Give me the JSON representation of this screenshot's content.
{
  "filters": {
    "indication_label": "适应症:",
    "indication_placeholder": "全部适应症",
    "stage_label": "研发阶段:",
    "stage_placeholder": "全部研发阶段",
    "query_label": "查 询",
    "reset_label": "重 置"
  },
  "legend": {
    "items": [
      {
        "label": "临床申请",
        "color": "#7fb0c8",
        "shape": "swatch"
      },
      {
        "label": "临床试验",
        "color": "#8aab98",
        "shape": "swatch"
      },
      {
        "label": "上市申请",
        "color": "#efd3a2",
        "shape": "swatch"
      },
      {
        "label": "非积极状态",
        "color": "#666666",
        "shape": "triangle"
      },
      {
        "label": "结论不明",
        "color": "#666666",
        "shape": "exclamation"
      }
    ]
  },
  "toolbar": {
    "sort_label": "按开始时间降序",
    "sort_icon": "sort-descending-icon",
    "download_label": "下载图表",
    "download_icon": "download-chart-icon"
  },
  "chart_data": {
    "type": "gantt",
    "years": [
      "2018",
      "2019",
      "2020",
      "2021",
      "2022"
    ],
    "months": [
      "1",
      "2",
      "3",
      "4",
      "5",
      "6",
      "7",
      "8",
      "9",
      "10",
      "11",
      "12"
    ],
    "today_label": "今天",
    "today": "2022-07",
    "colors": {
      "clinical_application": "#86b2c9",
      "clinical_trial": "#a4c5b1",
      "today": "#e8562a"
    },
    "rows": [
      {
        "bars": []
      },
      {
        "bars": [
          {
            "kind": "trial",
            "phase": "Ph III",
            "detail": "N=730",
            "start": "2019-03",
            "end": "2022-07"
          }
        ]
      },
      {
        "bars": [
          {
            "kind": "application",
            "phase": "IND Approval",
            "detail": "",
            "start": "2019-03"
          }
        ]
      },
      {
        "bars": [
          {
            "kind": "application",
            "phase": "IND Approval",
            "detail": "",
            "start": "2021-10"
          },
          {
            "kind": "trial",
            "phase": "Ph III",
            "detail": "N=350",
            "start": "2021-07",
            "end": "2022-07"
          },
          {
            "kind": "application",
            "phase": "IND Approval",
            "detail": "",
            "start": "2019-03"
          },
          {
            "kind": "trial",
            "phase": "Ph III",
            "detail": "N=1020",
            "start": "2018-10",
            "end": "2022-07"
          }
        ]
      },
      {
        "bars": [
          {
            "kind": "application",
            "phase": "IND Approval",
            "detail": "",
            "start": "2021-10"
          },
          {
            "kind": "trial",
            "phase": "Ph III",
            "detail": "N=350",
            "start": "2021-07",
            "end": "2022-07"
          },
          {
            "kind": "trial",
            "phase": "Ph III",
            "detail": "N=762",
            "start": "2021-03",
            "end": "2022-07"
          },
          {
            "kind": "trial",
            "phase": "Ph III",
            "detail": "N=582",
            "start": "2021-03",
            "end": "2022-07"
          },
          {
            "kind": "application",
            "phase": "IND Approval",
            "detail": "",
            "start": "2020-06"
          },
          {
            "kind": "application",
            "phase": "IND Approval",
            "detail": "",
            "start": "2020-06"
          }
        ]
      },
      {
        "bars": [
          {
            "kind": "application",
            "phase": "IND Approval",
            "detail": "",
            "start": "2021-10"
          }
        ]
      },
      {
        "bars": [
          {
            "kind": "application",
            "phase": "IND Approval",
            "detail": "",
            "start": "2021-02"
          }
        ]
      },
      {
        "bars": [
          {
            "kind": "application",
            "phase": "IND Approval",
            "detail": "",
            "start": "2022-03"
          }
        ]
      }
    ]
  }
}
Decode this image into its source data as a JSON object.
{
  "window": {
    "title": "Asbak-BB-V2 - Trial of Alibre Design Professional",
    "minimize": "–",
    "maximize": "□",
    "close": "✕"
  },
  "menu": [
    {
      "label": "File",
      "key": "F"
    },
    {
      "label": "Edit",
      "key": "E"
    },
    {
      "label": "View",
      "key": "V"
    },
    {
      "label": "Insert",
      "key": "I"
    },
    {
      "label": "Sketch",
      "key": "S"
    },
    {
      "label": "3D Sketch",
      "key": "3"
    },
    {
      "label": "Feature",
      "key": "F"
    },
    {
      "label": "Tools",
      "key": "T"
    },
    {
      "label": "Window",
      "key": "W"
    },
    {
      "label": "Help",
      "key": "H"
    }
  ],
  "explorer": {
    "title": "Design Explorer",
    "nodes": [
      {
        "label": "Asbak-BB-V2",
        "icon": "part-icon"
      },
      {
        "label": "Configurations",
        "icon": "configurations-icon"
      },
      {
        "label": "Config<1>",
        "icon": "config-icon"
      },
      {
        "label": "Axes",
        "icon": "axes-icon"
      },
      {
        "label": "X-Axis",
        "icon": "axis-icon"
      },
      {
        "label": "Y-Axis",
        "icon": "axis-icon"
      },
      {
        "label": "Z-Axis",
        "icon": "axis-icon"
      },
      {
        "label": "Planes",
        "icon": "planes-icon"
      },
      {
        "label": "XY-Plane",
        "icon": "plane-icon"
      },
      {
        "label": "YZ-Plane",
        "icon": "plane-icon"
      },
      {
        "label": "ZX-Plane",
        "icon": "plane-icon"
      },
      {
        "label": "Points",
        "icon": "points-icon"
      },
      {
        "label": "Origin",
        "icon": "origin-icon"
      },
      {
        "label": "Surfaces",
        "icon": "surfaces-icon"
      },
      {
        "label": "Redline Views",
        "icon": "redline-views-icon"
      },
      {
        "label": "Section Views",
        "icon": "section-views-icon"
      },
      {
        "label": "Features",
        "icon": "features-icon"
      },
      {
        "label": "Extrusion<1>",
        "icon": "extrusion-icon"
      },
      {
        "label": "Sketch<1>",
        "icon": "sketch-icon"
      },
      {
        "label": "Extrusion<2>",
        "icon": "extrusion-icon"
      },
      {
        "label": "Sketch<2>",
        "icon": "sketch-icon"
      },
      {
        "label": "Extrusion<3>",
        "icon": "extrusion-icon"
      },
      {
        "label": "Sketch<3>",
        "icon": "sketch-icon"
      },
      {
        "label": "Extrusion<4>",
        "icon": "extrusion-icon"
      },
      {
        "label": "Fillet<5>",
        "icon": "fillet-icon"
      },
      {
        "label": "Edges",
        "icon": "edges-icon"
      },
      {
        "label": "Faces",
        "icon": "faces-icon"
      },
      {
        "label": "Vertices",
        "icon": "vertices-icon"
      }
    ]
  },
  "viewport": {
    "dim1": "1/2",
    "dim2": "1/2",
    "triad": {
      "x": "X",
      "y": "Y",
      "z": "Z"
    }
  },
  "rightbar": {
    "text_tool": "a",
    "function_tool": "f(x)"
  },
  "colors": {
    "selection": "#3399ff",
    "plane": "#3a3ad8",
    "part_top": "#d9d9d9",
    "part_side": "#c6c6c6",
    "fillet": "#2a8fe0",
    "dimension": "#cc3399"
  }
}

++++++++++++++++++++

__WHAT IS BEING ASKED__: Extract, word for word, each line of the listing above.

__EXERCISE SOLUTION__:
Give me the JSON representation of this screenshot's content.
{
  "filters": {
    "indication_label": "适应症:",
    "indication_placeholder": "全部适应症",
    "stage_label": "研发阶段:",
    "stage_placeholder": "全部研发阶段",
    "query_label": "查 询",
    "reset_label": "重 置"
  },
  "legend": {
    "items": [
      {
        "label": "临床申请",
        "color": "#7fb0c8",
        "shape": "swatch"
      },
      {
        "label": "临床试验",
        "color": "#8aab98",
        "shape": "swatch"
      },
      {
        "label": "上市申请",
        "color": "#efd3a2",
        "shape": "swatch"
      },
      {
        "label": "非积极状态",
        "color": "#666666",
        "shape": "triangle"
      },
      {
        "label": "结论不明",
        "color": "#666666",
        "shape": "exclamation"
      }
    ]
  },
  "toolbar": {
    "sort_label": "按开始时间降序",
    "sort_icon": "sort-descending-icon",
    "download_label": "下载图表",
    "download_icon": "download-chart-icon"
  },
  "chart_data": {
    "type": "gantt",
    "years": [
      "2018",
      "2019",
      "2020",
      "2021",
      "2022"
    ],
    "months": [
      "1",
      "2",
      "3",
      "4",
      "5",
      "6",
      "7",
      "8",
      "9",
      "10",
      "11",
      "12"
    ],
    "today_label": "今天",
    "today": "2022-07",
    "colors": {
      "clinical_application": "#86b2c9",
      "clinical_trial": "#a4c5b1",
      "today": "#e8562a"
    },
    "rows": [
      {
        "bars": []
      },
      {
        "bars": [
          {
            "kind": "trial",
            "phase": "Ph III",
            "detail": "N=730",
            "start": "2019-03",
            "end": "2022-07"
          }
        ]
      },
      {
        "bars": [
          {
            "kind": "application",
            "phase": "IND Approval",
            "detail": "",
            "start": "2019-03"
          }
        ]
      },
      {
        "bars": [
          {
            "kind": "application",
            "phase": "IND Approval",
            "detail": "",
            "start": "2021-10"
          },
          {
            "kind": "trial",
            "phase": "Ph III",
            "detail": "N=350",
            "start": "2021-07",
            "end": "2022-07"
          },
          {
            "kind": "application",
            "phase": "IND Approval",
            "detail": "",
            "start": "2019-03"
          },
          {
            "kind": "trial",
            "phase": "Ph III",
            "detail": "N=1020",
            "start": "2018-10",
            "end": "2022-07"
          }
        ]
      },
      {
        "bars": [
          {
            "kind": "application",
            "phase": "IND Approval",
            "detail": "",
            "start": "2021-10"
          },
          {
            "kind": "trial",
            "phase": "Ph III",
            "detail": "N=350",
            "start": "2021-07",
            "end": "2022-07"
          },
          {
            "kind": "trial",
            "phase": "Ph III",
            "detail": "N=762",
            "start": "2021-03",
            "end": "2022-07"
          },
          {
            "kind": "trial",
            "phase": "Ph III",
            "detail": "N=582",
            "start": "2021-03",
            "end": "2022-07"
          },
          {
            "kind": "application",
            "phase": "IND Approval",
            "detail": "",
            "start": "2020-06"
          },
          {
            "kind": "application",
            "phase": "IND Approval",
            "detail": "",
            "start": "2020-06"
          }
        ]
      },
      {
        "bars": [
          {
            "kind": "application",
            "phase": "IND Approval",
            "detail": "",
            "start": "2021-10"
          }
        ]
      },
      {
        "bars": [
          {
            "kind": "application",
            "phase": "IND Approval",
            "detail": "",
            "start": "2021-02"
          }
        ]
      },
      {
        "bars": [
          {
            "kind": "application",
            "phase": "IND Approval",
            "detail": "",
            "start": "2022-03"
          }
        ]
      }
    ]
  }
}
Decode this image into its source data as a JSON object.
{
  "window": {
    "title": "Asbak-BB-V2 - Trial of Alibre Design Professional",
    "minimize": "–",
    "maximize": "□",
    "close": "✕"
  },
  "menu": [
    {
      "label": "File",
      "key": "F"
    },
    {
      "label": "Edit",
      "key": "E"
    },
    {
      "label": "View",
      "key": "V"
    },
    {
      "label": "Insert",
      "key": "I"
    },
    {
      "label": "Sketch",
      "key": "S"
    },
    {
      "label": "3D Sketch",
      "key": "3"
    },
    {
      "label": "Feature",
      "key": "F"
    },
    {
      "label": "Tools",
      "key": "T"
    },
    {
      "label": "Window",
      "key": "W"
    },
    {
      "label": "Help",
      "key": "H"
    }
  ],
  "explorer": {
    "title": "Design Explorer",
    "nodes": [
      {
        "label": "Asbak-BB-V2",
        "icon": "part-icon"
      },
      {
        "label": "Configurations",
        "icon": "configurations-icon"
      },
      {
        "label": "Config<1>",
        "icon": "config-icon"
      },
      {
        "label": "Axes",
        "icon": "axes-icon"
      },
      {
        "label": "X-Axis",
        "icon": "axis-icon"
      },
      {
        "label": "Y-Axis",
        "icon": "axis-icon"
      },
      {
        "label": "Z-Axis",
        "icon": "axis-icon"
      },
      {
        "label": "Planes",
        "icon": "planes-icon"
      },
      {
        "label": "XY-Plane",
        "icon": "plane-icon"
      },
      {
        "label": "YZ-Plane",
        "icon": "plane-icon"
      },
      {
        "label": "ZX-Plane",
        "icon": "plane-icon"
      },
      {
        "label": "Points",
        "icon": "points-icon"
      },
      {
        "label": "Origin",
        "icon": "origin-icon"
      },
      {
        "label": "Surfaces",
        "icon": "surfaces-icon"
      },
      {
        "label": "Redline Views",
        "icon": "redline-views-icon"
      },
      {
        "label": "Section Views",
        "icon": "section-views-icon"
      },
      {
        "label": "Features",
        "icon": "features-icon"
      },
      {
        "label": "Extrusion<1>",
        "icon": "extrusion-icon"
      },
      {
        "label": "Sketch<1>",
        "icon": "sketch-icon"
      },
      {
        "label": "Extrusion<2>",
        "icon": "extrusion-icon"
      },
      {
        "label": "Sketch<2>",
        "icon": "sketch-icon"
      },
      {
        "label": "Extrusion<3>",
        "icon": "extrusion-icon"
      },
      {
        "label": "Sketch<3>",
        "icon": "sketch-icon"
      },
      {
        "label": "Extrusion<4>",
        "icon": "extrusion-icon"
      },
      {
        "label": "Fillet<5>",
        "icon": "fillet-icon"
      },
      {
        "label": "Edges",
        "icon": "edges-icon"
      },
      {
        "label": "Faces",
        "icon": "faces-icon"
      },
      {
        "label": "Vertices",
        "icon": "vertices-icon"
      }
    ]
  },
  "viewport": {
    "dim1": "1/2",
    "dim2": "1/2",
    "triad": {
      "x": "X",
      "y": "Y",
      "z": "Z"
    }
  },
  "rightbar": {
    "text_tool": "a",
    "function_tool": "f(x)"
  },
  "colors": {
    "selection": "#3399ff",
    "plane": "#3a3ad8",
    "part_top": "#d9d9d9",
    "part_side": "#c6c6c6",
    "fillet": "#2a8fe0",
    "dimension": "#cc3399"
  }
}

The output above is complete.